▶

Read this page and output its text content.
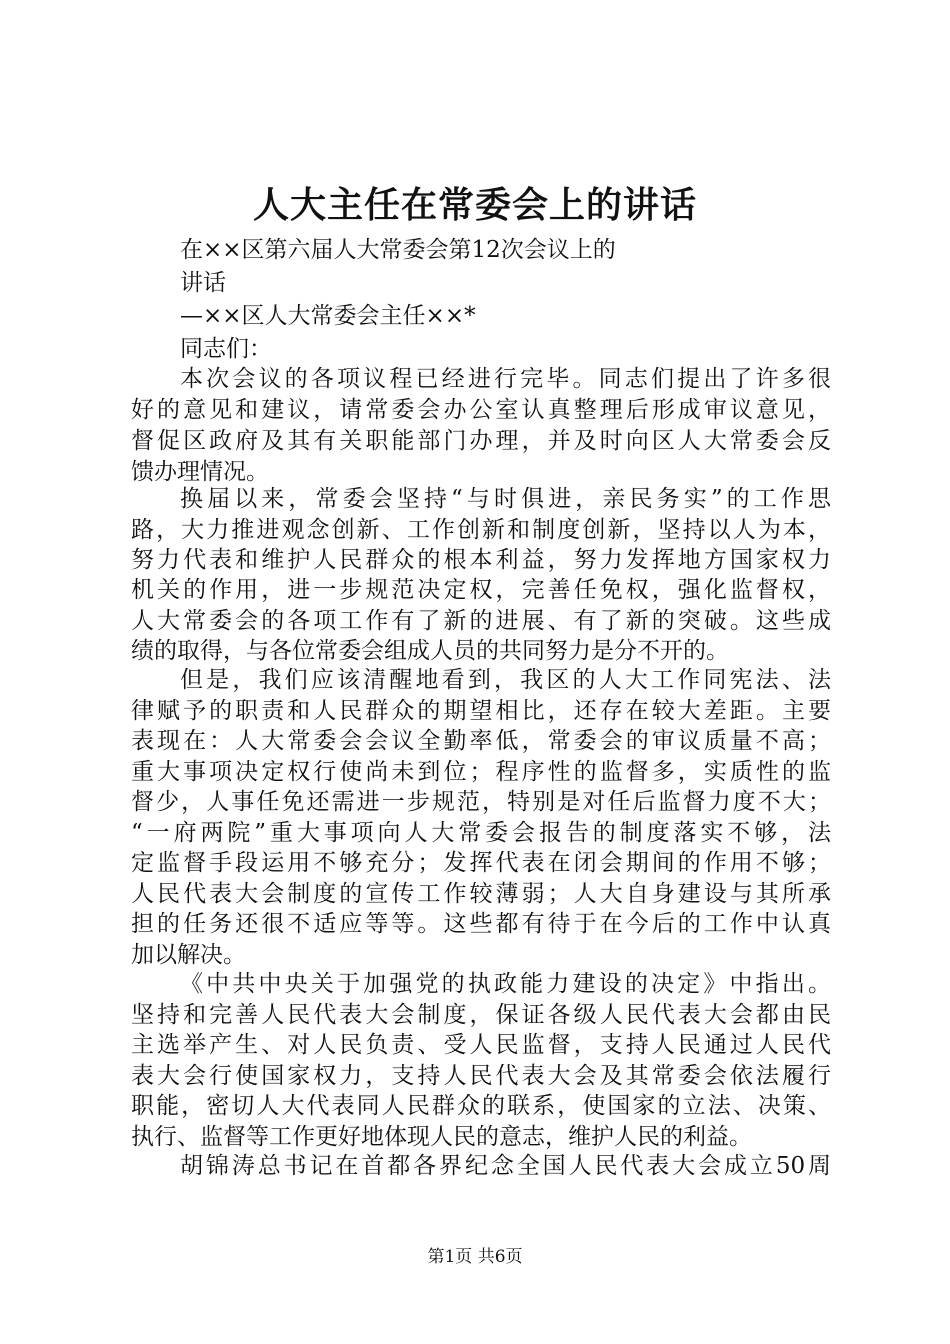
人大主任在常委会上的讲话
在××区第六届人大常委会第12次会议上的
讲话
—××区人大常委会主任××*
同志们：
本次会议的各项议程已经进行完毕。同志们提出了许多很
好的意见和建议，请常委会办公室认真整理后形成审议意见，
督促区政府及其有关职能部门办理，并及时向区人大常委会反
馈办理情况。
换届以来，常委会坚持“与时俱进，亲民务实”的工作思
路，大力推进观念创新、工作创新和制度创新，坚持以人为本，
努力代表和维护人民群众的根本利益，努力发挥地方国家权力
机关的作用，进一步规范决定权，完善任免权，强化监督权，
人大常委会的各项工作有了新的进展、有了新的突破。这些成
绩的取得，与各位常委会组成人员的共同努力是分不开的。
但是，我们应该清醒地看到，我区的人大工作同宪法、法
律赋予的职责和人民群众的期望相比，还存在较大差距。主要
表现在：人大常委会会议全勤率低，常委会的审议质量不高；
重大事项决定权行使尚未到位；程序性的监督多，实质性的监
督少，人事任免还需进一步规范，特别是对任后监督力度不大；
“一府两院”重大事项向人大常委会报告的制度落实不够，法
定监督手段运用不够充分；发挥代表在闭会期间的作用不够；
人民代表大会制度的宣传工作较薄弱；人大自身建设与其所承
担的任务还很不适应等等。这些都有待于在今后的工作中认真
加以解决。
《中共中央关于加强党的执政能力建设的决定》中指出。
坚持和完善人民代表大会制度，保证各级人民代表大会都由民
主选举产生、对人民负责、受人民监督，支持人民通过人民代
表大会行使国家权力，支持人民代表大会及其常委会依法履行
职能，密切人大代表同人民群众的联系，使国家的立法、决策、
执行、监督等工作更好地体现人民的意志，维护人民的利益。
胡锦涛总书记在首都各界纪念全国人民代表大会成立50周
第1页 共6页
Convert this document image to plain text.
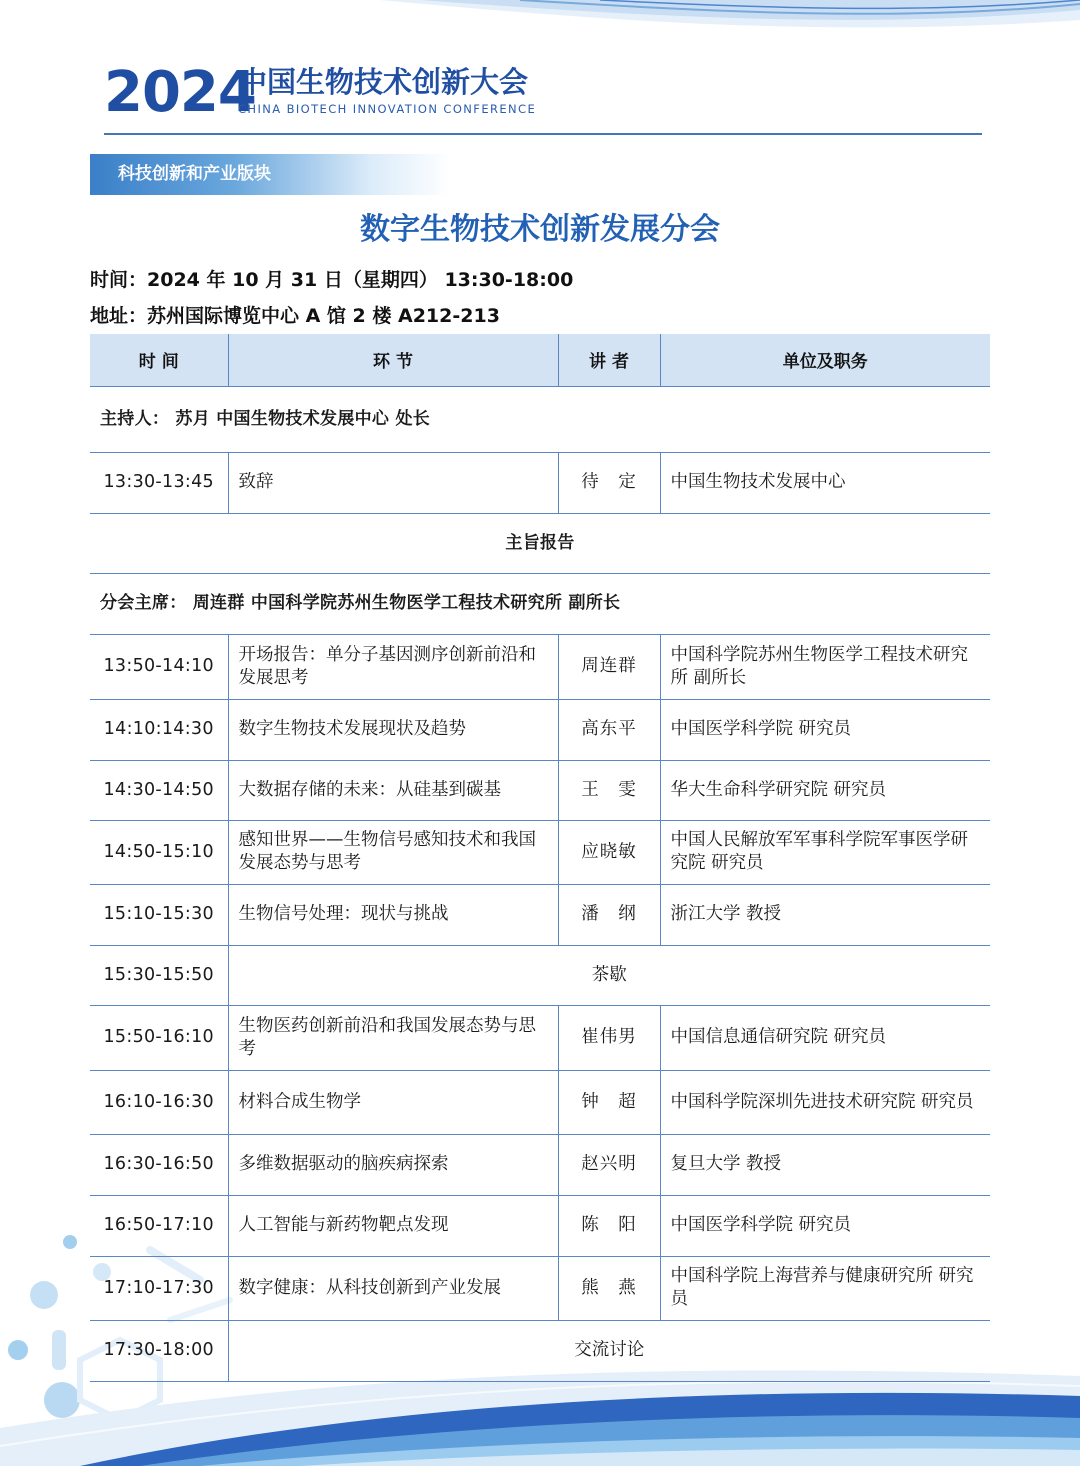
2024
中国生物技术创新大会
CHINA BIOTECH INNOVATION CONFERENCE
科技创新和产业版块
数字生物技术创新发展分会
时间：2024 年 10 月 31 日（星期四） 13:30-18:00
地址：苏州国际博览中心 A 馆 2 楼 A212-213
时 间	环 节	讲 者	单位及职务
主持人： 苏月 中国生物技术发展中心 处长			
13:30-13:45	致辞	待　定	中国生物技术发展中心
主旨报告			
分会主席： 周连群 中国科学院苏州生物医学工程技术研究所 副所长			
13:50-14:10	开场报告：单分子基因测序创新前沿和发展思考	周连群	中国科学院苏州生物医学工程技术研究所 副所长
14:10:14:30	数字生物技术发展现状及趋势	高东平	中国医学科学院 研究员
14:30-14:50	大数据存储的未来：从硅基到碳基	王　雯	华大生命科学研究院 研究员
14:50-15:10	感知世界——生物信号感知技术和我国发展态势与思考	应晓敏	中国人民解放军军事科学院军事医学研究院 研究员
15:10-15:30	生物信号处理：现状与挑战	潘　纲	浙江大学 教授
15:30-15:50	茶歇		
15:50-16:10	生物医药创新前沿和我国发展态势与思考	崔伟男	中国信息通信研究院 研究员
16:10-16:30	材料合成生物学	钟　超	中国科学院深圳先进技术研究院 研究员
16:30-16:50	多维数据驱动的脑疾病探索	赵兴明	复旦大学 教授
16:50-17:10	人工智能与新药物靶点发现	陈　阳	中国医学科学院 研究员
17:10-17:30	数字健康：从科技创新到产业发展	熊　燕	中国科学院上海营养与健康研究所 研究员
17:30-18:00	交流讨论		
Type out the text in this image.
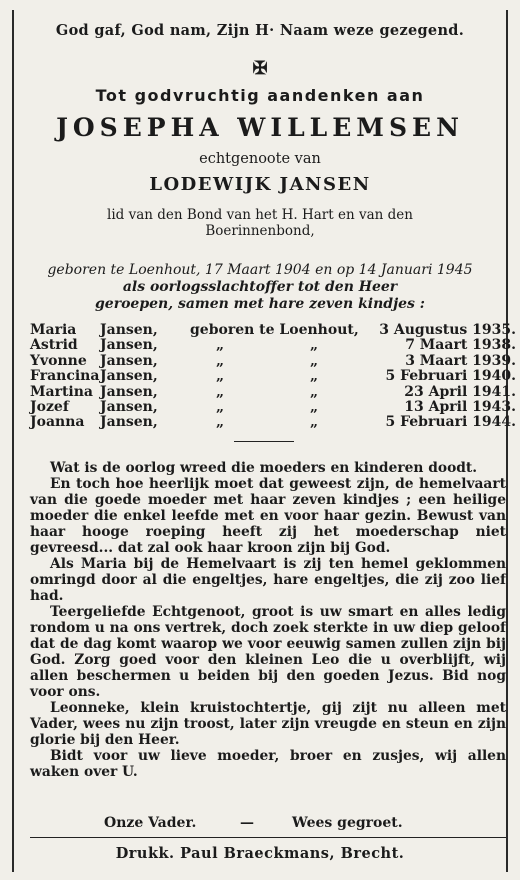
God gaf, God nam, Zijn H· Naam weze gezegend.
✠
Tot godvruchtig aandenken aan
JOSEPHA WILLEMSEN
echtgenoote van
LODEWIJK JANSEN
lid van den Bond van het H. Hart en van den
Boerinnenbond,
geboren te Loenhout, 17 Maart 1904 en op 14 Januari 1945
als oorlogsslachtoffer tot den Heer
geroepen, samen met hare zeven kindjes :
Maria Jansen, geboren te Loenhout, 3 Augustus 1935.
Astrid Jansen,	„	„	7 Maart 1938.
Yvonne Jansen,	„	„	3 Maart 1939.
Francina Jansen,	„	„	5 Februari 1940.
Martina Jansen,	„	„	23 April 1941.
Jozef Jansen,	„	„	13 April 1943.
Joanna Jansen,	„	„	5 Februari 1944.

Wat is de oorlog wreed die moeders en kinderen doodt.

En toch hoe heerlijk moet dat geweest zijn, de hemelvaart van die goede moeder met haar zeven kindjes ; een heilige moeder die enkel leefde met en voor haar gezin. Bewust van haar hooge roeping heeft zij het moederschap niet gevreesd... dat zal ook haar kroon zijn bij God.

Als Maria bij de Hemelvaart is zij ten hemel geklommen omringd door al die engeltjes, hare engeltjes, die zij zoo lief had.

Teergeliefde Echtgenoot, groot is uw smart en alles ledig rondom u na ons vertrek, doch zoek sterkte in uw diep geloof dat de dag komt waarop we voor eeuwig samen zullen zijn bij God. Zorg goed voor den kleinen Leo die u overblijft, wij allen beschermen u beiden bij den goeden Jezus. Bid nog voor ons.

Leonneke, klein kruistochtertje, gij zijt nu alleen met Vader, wees nu zijn troost, later zijn vreugde en steun en zijn glorie bij den Heer.

Bidt voor uw lieve moeder, broer en zusjes, wij allen waken over U.

Onze Vader.	—	Wees gegroet.
Drukk. Paul Braeckmans, Brecht.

◀

### WRITTEN TASK
Repeat the material above in full and exactly, omitting the pictures.

### TASK SOLUTION
Read this page and output its text content.
人大主任在常委会上的讲话
在××区第六届人大常委会第12次会议上的
讲话
—××区人大常委会主任××*
同志们：
本次会议的各项议程已经进行完毕。同志们提出了许多很
好的意见和建议，请常委会办公室认真整理后形成审议意见，
督促区政府及其有关职能部门办理，并及时向区人大常委会反
馈办理情况。
换届以来，常委会坚持“与时俱进，亲民务实”的工作思
路，大力推进观念创新、工作创新和制度创新，坚持以人为本，
努力代表和维护人民群众的根本利益，努力发挥地方国家权力
机关的作用，进一步规范决定权，完善任免权，强化监督权，
人大常委会的各项工作有了新的进展、有了新的突破。这些成
绩的取得，与各位常委会组成人员的共同努力是分不开的。
但是，我们应该清醒地看到，我区的人大工作同宪法、法
律赋予的职责和人民群众的期望相比，还存在较大差距。主要
表现在：人大常委会会议全勤率低，常委会的审议质量不高；
重大事项决定权行使尚未到位；程序性的监督多，实质性的监
督少，人事任免还需进一步规范，特别是对任后监督力度不大；
“一府两院”重大事项向人大常委会报告的制度落实不够，法
定监督手段运用不够充分；发挥代表在闭会期间的作用不够；
人民代表大会制度的宣传工作较薄弱；人大自身建设与其所承
担的任务还很不适应等等。这些都有待于在今后的工作中认真
加以解决。
《中共中央关于加强党的执政能力建设的决定》中指出。
坚持和完善人民代表大会制度，保证各级人民代表大会都由民
主选举产生、对人民负责、受人民监督，支持人民通过人民代
表大会行使国家权力，支持人民代表大会及其常委会依法履行
职能，密切人大代表同人民群众的联系，使国家的立法、决策、
执行、监督等工作更好地体现人民的意志，维护人民的利益。
胡锦涛总书记在首都各界纪念全国人民代表大会成立50周
第1页 共6页
Convert this document image to plain text.
2024
中国生物技术创新大会
CHINA BIOTECH INNOVATION CONFERENCE
科技创新和产业版块
数字生物技术创新发展分会
时间：2024 年 10 月 31 日（星期四） 13:30-18:00
地址：苏州国际博览中心 A 馆 2 楼 A212-213
时 间	环 节	讲 者	单位及职务
主持人： 苏月 中国生物技术发展中心 处长			
13:30-13:45	致辞	待　定	中国生物技术发展中心
主旨报告			
分会主席： 周连群 中国科学院苏州生物医学工程技术研究所 副所长			
13:50-14:10	开场报告：单分子基因测序创新前沿和发展思考	周连群	中国科学院苏州生物医学工程技术研究所 副所长
14:10:14:30	数字生物技术发展现状及趋势	高东平	中国医学科学院 研究员
14:30-14:50	大数据存储的未来：从硅基到碳基	王　雯	华大生命科学研究院 研究员
14:50-15:10	感知世界——生物信号感知技术和我国发展态势与思考	应晓敏	中国人民解放军军事科学院军事医学研究院 研究员
15:10-15:30	生物信号处理：现状与挑战	潘　纲	浙江大学 教授
15:30-15:50	茶歇		
15:50-16:10	生物医药创新前沿和我国发展态势与思考	崔伟男	中国信息通信研究院 研究员
16:10-16:30	材料合成生物学	钟　超	中国科学院深圳先进技术研究院 研究员
16:30-16:50	多维数据驱动的脑疾病探索	赵兴明	复旦大学 教授
16:50-17:10	人工智能与新药物靶点发现	陈　阳	中国医学科学院 研究员
17:10-17:30	数字健康：从科技创新到产业发展	熊　燕	中国科学院上海营养与健康研究所 研究员
17:30-18:00	交流讨论		
Type out the text in this image.
God gaf, God nam, Zijn H· Naam weze gezegend.
✠
Tot godvruchtig aandenken aan
JOSEPHA WILLEMSEN
echtgenoote van
LODEWIJK JANSEN
lid van den Bond van het H. Hart en van den
Boerinnenbond,
geboren te Loenhout, 17 Maart 1904 en op 14 Januari 1945
als oorlogsslachtoffer tot den Heer
geroepen, samen met hare zeven kindjes :
Maria Jansen, geboren te Loenhout, 3 Augustus 1935.
Astrid Jansen,	„	„	7 Maart 1938.
Yvonne Jansen,	„	„	3 Maart 1939.
Francina Jansen,	„	„	5 Februari 1940.
Martina Jansen,	„	„	23 April 1941.
Jozef Jansen,	„	„	13 April 1943.
Joanna Jansen,	„	„	5 Februari 1944.

Wat is de oorlog wreed die moeders en kinderen doodt.

En toch hoe heerlijk moet dat geweest zijn, de hemelvaart van die goede moeder met haar zeven kindjes ; een heilige moeder die enkel leefde met en voor haar gezin. Bewust van haar hooge roeping heeft zij het moederschap niet gevreesd... dat zal ook haar kroon zijn bij God.

Als Maria bij de Hemelvaart is zij ten hemel geklommen omringd door al die engeltjes, hare engeltjes, die zij zoo lief had.

Teergeliefde Echtgenoot, groot is uw smart en alles ledig rondom u na ons vertrek, doch zoek sterkte in uw diep geloof dat de dag komt waarop we voor eeuwig samen zullen zijn bij God. Zorg goed voor den kleinen Leo die u overblijft, wij allen beschermen u beiden bij den goeden Jezus. Bid nog voor ons.

Leonneke, klein kruistochtertje, gij zijt nu alleen met Vader, wees nu zijn troost, later zijn vreugde en steun en zijn glorie bij den Heer.

Bidt voor uw lieve moeder, broer en zusjes, wij allen waken over U.

Onze Vader.	—	Wees gegroet.
Drukk. Paul Braeckmans, Brecht.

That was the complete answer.